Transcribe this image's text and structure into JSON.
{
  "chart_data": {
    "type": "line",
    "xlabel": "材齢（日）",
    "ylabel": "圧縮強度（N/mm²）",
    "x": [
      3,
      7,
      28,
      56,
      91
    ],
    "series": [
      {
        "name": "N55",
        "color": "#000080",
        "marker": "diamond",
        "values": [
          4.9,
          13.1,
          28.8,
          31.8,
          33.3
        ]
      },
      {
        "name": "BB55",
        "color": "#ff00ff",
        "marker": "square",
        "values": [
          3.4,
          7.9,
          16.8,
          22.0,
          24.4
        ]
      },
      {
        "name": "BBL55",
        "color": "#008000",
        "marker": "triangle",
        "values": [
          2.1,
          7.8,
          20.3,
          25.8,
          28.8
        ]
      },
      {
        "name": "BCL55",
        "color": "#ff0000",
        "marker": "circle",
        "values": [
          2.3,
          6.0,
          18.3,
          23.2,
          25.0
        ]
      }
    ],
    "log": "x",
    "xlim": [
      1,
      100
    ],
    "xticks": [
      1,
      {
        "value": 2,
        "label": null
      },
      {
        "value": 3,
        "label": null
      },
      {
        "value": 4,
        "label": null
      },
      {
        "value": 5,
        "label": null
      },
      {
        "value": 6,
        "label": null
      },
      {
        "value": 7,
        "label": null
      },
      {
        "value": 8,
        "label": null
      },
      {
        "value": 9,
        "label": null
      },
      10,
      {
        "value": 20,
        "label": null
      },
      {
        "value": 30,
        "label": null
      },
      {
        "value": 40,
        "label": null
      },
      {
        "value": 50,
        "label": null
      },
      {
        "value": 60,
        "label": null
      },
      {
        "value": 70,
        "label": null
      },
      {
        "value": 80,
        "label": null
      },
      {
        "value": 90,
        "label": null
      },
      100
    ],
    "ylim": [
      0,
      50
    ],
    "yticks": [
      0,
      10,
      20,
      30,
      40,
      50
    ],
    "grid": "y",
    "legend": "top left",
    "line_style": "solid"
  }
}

========================

*OBJECTIVE*
In full and verbatim, repeat the records given above.

*FINAL RESULT*
Transcribe this image's text and structure into JSON.
{
  "chart_data": {
    "type": "line",
    "xlabel": "材齢（日）",
    "ylabel": "圧縮強度（N/mm²）",
    "x": [
      3,
      7,
      28,
      56,
      91
    ],
    "series": [
      {
        "name": "N55",
        "color": "#000080",
        "marker": "diamond",
        "values": [
          4.9,
          13.1,
          28.8,
          31.8,
          33.3
        ]
      },
      {
        "name": "BB55",
        "color": "#ff00ff",
        "marker": "square",
        "values": [
          3.4,
          7.9,
          16.8,
          22.0,
          24.4
        ]
      },
      {
        "name": "BBL55",
        "color": "#008000",
        "marker": "triangle",
        "values": [
          2.1,
          7.8,
          20.3,
          25.8,
          28.8
        ]
      },
      {
        "name": "BCL55",
        "color": "#ff0000",
        "marker": "circle",
        "values": [
          2.3,
          6.0,
          18.3,
          23.2,
          25.0
        ]
      }
    ],
    "log": "x",
    "xlim": [
      1,
      100
    ],
    "xticks": [
      1,
      {
        "value": 2,
        "label": null
      },
      {
        "value": 3,
        "label": null
      },
      {
        "value": 4,
        "label": null
      },
      {
        "value": 5,
        "label": null
      },
      {
        "value": 6,
        "label": null
      },
      {
        "value": 7,
        "label": null
      },
      {
        "value": 8,
        "label": null
      },
      {
        "value": 9,
        "label": null
      },
      10,
      {
        "value": 20,
        "label": null
      },
      {
        "value": 30,
        "label": null
      },
      {
        "value": 40,
        "label": null
      },
      {
        "value": 50,
        "label": null
      },
      {
        "value": 60,
        "label": null
      },
      {
        "value": 70,
        "label": null
      },
      {
        "value": 80,
        "label": null
      },
      {
        "value": 90,
        "label": null
      },
      100
    ],
    "ylim": [
      0,
      50
    ],
    "yticks": [
      0,
      10,
      20,
      30,
      40,
      50
    ],
    "grid": "y",
    "legend": "top left",
    "line_style": "solid"
  }
}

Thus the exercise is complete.